_Requirements_
Repeat the records below exactly.
****
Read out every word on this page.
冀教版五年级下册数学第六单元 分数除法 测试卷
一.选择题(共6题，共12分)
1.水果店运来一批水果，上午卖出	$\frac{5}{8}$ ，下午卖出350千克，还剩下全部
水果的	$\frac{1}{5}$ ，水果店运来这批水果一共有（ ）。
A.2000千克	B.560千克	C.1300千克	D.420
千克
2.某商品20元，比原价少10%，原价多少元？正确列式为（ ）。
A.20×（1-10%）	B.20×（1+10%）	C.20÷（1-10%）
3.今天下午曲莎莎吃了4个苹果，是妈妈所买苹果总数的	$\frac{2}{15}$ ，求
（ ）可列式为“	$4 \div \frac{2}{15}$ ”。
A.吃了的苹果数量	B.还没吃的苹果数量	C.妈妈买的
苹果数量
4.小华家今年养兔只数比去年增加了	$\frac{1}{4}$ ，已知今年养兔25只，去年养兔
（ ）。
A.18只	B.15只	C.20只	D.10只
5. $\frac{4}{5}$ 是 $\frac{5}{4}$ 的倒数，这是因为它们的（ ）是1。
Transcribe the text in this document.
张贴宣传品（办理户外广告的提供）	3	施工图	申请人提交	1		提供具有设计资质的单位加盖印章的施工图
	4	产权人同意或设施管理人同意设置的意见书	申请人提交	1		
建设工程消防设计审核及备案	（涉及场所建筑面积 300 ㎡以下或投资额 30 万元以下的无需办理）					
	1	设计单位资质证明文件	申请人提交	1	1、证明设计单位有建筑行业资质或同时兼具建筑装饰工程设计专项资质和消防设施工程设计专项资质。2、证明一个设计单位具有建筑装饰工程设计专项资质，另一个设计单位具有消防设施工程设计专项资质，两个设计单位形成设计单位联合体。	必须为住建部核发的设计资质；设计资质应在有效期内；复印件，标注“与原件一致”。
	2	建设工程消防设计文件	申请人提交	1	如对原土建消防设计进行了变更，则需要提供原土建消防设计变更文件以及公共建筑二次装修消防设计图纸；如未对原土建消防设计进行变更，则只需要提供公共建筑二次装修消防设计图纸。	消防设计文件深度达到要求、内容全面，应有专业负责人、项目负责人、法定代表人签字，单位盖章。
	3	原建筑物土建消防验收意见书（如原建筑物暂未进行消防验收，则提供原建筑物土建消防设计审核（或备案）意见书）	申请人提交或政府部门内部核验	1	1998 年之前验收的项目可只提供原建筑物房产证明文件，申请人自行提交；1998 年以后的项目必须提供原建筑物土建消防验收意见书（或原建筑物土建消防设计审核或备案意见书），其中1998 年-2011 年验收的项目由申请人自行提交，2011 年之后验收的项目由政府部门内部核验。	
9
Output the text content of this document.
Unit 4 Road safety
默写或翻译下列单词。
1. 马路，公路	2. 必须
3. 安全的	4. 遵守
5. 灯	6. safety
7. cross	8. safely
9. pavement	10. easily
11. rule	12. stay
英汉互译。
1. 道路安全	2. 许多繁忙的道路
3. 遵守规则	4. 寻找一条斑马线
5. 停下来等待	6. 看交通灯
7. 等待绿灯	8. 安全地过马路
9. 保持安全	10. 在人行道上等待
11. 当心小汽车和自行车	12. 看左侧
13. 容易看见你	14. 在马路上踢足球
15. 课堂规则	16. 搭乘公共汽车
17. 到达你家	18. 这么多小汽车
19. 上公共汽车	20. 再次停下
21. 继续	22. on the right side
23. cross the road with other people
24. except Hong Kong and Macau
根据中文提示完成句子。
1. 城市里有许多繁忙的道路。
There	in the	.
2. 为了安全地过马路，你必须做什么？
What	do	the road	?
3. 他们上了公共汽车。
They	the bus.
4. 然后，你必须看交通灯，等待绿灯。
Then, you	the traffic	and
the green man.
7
****
_Finished answer_
Read out every word on this page.
冀教版五年级下册数学第六单元 分数除法 测试卷
一.选择题(共6题，共12分)
1.水果店运来一批水果，上午卖出	$\frac{5}{8}$ ，下午卖出350千克，还剩下全部
水果的	$\frac{1}{5}$ ，水果店运来这批水果一共有（ ）。
A.2000千克	B.560千克	C.1300千克	D.420
千克
2.某商品20元，比原价少10%，原价多少元？正确列式为（ ）。
A.20×（1-10%）	B.20×（1+10%）	C.20÷（1-10%）
3.今天下午曲莎莎吃了4个苹果，是妈妈所买苹果总数的	$\frac{2}{15}$ ，求
（ ）可列式为“	$4 \div \frac{2}{15}$ ”。
A.吃了的苹果数量	B.还没吃的苹果数量	C.妈妈买的
苹果数量
4.小华家今年养兔只数比去年增加了	$\frac{1}{4}$ ，已知今年养兔25只，去年养兔
（ ）。
A.18只	B.15只	C.20只	D.10只
5. $\frac{4}{5}$ 是 $\frac{5}{4}$ 的倒数，这是因为它们的（ ）是1。
Transcribe the text in this document.
张贴宣传品（办理户外广告的提供）	3	施工图	申请人提交	1		提供具有设计资质的单位加盖印章的施工图
	4	产权人同意或设施管理人同意设置的意见书	申请人提交	1		
建设工程消防设计审核及备案	（涉及场所建筑面积 300 ㎡以下或投资额 30 万元以下的无需办理）					
	1	设计单位资质证明文件	申请人提交	1	1、证明设计单位有建筑行业资质或同时兼具建筑装饰工程设计专项资质和消防设施工程设计专项资质。2、证明一个设计单位具有建筑装饰工程设计专项资质，另一个设计单位具有消防设施工程设计专项资质，两个设计单位形成设计单位联合体。	必须为住建部核发的设计资质；设计资质应在有效期内；复印件，标注“与原件一致”。
	2	建设工程消防设计文件	申请人提交	1	如对原土建消防设计进行了变更，则需要提供原土建消防设计变更文件以及公共建筑二次装修消防设计图纸；如未对原土建消防设计进行变更，则只需要提供公共建筑二次装修消防设计图纸。	消防设计文件深度达到要求、内容全面，应有专业负责人、项目负责人、法定代表人签字，单位盖章。
	3	原建筑物土建消防验收意见书（如原建筑物暂未进行消防验收，则提供原建筑物土建消防设计审核（或备案）意见书）	申请人提交或政府部门内部核验	1	1998 年之前验收的项目可只提供原建筑物房产证明文件，申请人自行提交；1998 年以后的项目必须提供原建筑物土建消防验收意见书（或原建筑物土建消防设计审核或备案意见书），其中1998 年-2011 年验收的项目由申请人自行提交，2011 年之后验收的项目由政府部门内部核验。	
9
Output the text content of this document.
Unit 4 Road safety
默写或翻译下列单词。
1. 马路，公路	2. 必须
3. 安全的	4. 遵守
5. 灯	6. safety
7. cross	8. safely
9. pavement	10. easily
11. rule	12. stay
英汉互译。
1. 道路安全	2. 许多繁忙的道路
3. 遵守规则	4. 寻找一条斑马线
5. 停下来等待	6. 看交通灯
7. 等待绿灯	8. 安全地过马路
9. 保持安全	10. 在人行道上等待
11. 当心小汽车和自行车	12. 看左侧
13. 容易看见你	14. 在马路上踢足球
15. 课堂规则	16. 搭乘公共汽车
17. 到达你家	18. 这么多小汽车
19. 上公共汽车	20. 再次停下
21. 继续	22. on the right side
23. cross the road with other people
24. except Hong Kong and Macau
根据中文提示完成句子。
1. 城市里有许多繁忙的道路。
There	in the	.
2. 为了安全地过马路，你必须做什么？
What	do	the road	?
3. 他们上了公共汽车。
They	the bus.
4. 然后，你必须看交通灯，等待绿灯。
Then, you	the traffic	and
the green man.
7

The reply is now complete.